Quote the listing below in full and exactly as written, but omit every picture.
─── Supplied data ───
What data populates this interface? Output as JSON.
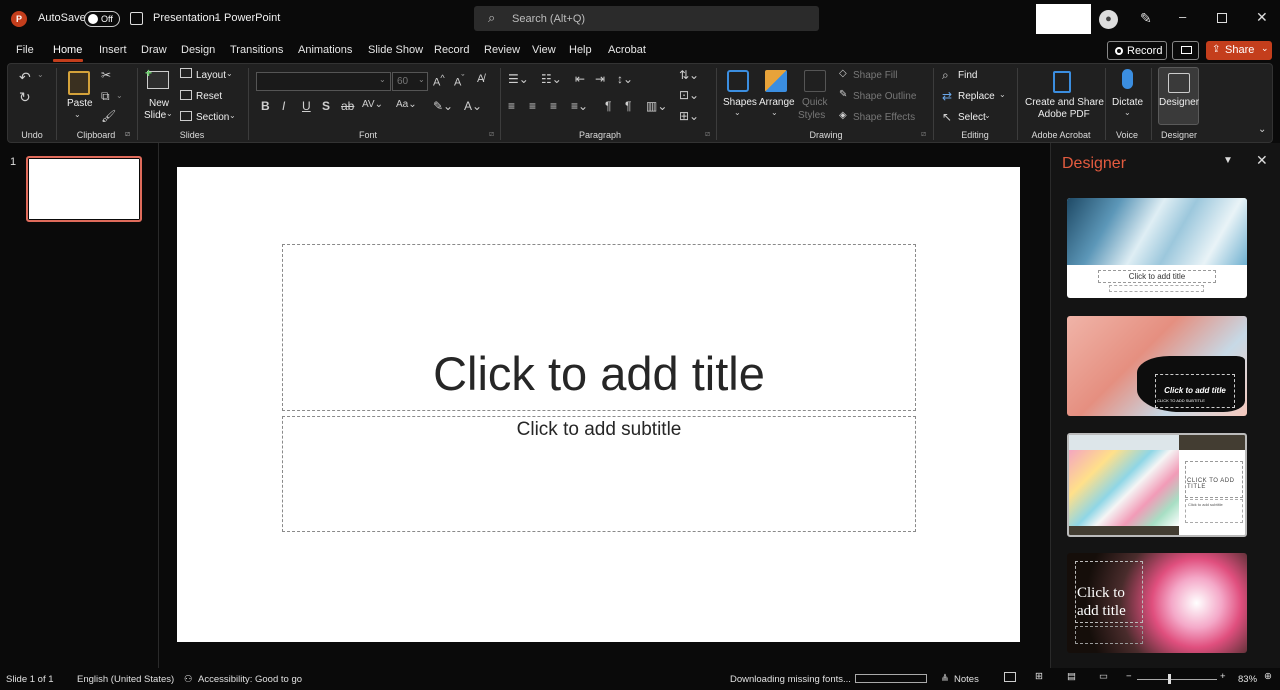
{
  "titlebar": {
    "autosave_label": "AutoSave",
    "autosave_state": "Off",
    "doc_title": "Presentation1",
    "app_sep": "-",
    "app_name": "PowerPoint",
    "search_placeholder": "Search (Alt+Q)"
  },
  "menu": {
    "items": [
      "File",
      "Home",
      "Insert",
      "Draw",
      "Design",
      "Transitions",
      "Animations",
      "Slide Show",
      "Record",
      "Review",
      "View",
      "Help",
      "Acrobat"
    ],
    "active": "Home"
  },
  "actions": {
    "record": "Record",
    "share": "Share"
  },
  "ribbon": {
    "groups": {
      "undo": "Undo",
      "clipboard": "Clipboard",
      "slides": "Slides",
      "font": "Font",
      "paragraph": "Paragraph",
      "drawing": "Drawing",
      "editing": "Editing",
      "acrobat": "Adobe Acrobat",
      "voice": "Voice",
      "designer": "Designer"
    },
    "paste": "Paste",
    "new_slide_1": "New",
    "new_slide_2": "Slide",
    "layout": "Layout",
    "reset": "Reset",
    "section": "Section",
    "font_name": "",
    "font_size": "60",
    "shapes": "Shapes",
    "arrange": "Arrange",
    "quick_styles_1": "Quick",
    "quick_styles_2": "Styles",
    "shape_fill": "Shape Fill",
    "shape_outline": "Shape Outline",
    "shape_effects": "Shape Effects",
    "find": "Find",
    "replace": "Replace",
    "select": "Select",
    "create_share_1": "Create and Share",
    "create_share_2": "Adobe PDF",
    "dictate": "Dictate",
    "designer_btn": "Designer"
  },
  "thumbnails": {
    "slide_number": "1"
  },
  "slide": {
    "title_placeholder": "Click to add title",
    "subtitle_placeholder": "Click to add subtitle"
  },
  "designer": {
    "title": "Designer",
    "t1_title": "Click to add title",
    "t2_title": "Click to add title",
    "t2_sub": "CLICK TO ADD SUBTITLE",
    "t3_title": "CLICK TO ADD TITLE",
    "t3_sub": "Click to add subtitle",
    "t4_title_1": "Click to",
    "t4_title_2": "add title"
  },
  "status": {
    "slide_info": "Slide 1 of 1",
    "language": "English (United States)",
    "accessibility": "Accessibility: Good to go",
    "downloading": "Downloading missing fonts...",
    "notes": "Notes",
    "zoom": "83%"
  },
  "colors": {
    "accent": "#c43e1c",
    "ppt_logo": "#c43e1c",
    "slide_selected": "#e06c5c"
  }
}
───
## [Right answer]
What data populates this interface? Output as JSON.
{
  "titlebar": {
    "autosave_label": "AutoSave",
    "autosave_state": "Off",
    "doc_title": "Presentation1",
    "app_sep": "-",
    "app_name": "PowerPoint",
    "search_placeholder": "Search (Alt+Q)"
  },
  "menu": {
    "items": [
      "File",
      "Home",
      "Insert",
      "Draw",
      "Design",
      "Transitions",
      "Animations",
      "Slide Show",
      "Record",
      "Review",
      "View",
      "Help",
      "Acrobat"
    ],
    "active": "Home"
  },
  "actions": {
    "record": "Record",
    "share": "Share"
  },
  "ribbon": {
    "groups": {
      "undo": "Undo",
      "clipboard": "Clipboard",
      "slides": "Slides",
      "font": "Font",
      "paragraph": "Paragraph",
      "drawing": "Drawing",
      "editing": "Editing",
      "acrobat": "Adobe Acrobat",
      "voice": "Voice",
      "designer": "Designer"
    },
    "paste": "Paste",
    "new_slide_1": "New",
    "new_slide_2": "Slide",
    "layout": "Layout",
    "reset": "Reset",
    "section": "Section",
    "font_name": "",
    "font_size": "60",
    "shapes": "Shapes",
    "arrange": "Arrange",
    "quick_styles_1": "Quick",
    "quick_styles_2": "Styles",
    "shape_fill": "Shape Fill",
    "shape_outline": "Shape Outline",
    "shape_effects": "Shape Effects",
    "find": "Find",
    "replace": "Replace",
    "select": "Select",
    "create_share_1": "Create and Share",
    "create_share_2": "Adobe PDF",
    "dictate": "Dictate",
    "designer_btn": "Designer"
  },
  "thumbnails": {
    "slide_number": "1"
  },
  "slide": {
    "title_placeholder": "Click to add title",
    "subtitle_placeholder": "Click to add subtitle"
  },
  "designer": {
    "title": "Designer",
    "t1_title": "Click to add title",
    "t2_title": "Click to add title",
    "t2_sub": "CLICK TO ADD SUBTITLE",
    "t3_title": "CLICK TO ADD TITLE",
    "t3_sub": "Click to add subtitle",
    "t4_title_1": "Click to",
    "t4_title_2": "add title"
  },
  "status": {
    "slide_info": "Slide 1 of 1",
    "language": "English (United States)",
    "accessibility": "Accessibility: Good to go",
    "downloading": "Downloading missing fonts...",
    "notes": "Notes",
    "zoom": "83%"
  },
  "colors": {
    "accent": "#c43e1c",
    "ppt_logo": "#c43e1c",
    "slide_selected": "#e06c5c"
  }
}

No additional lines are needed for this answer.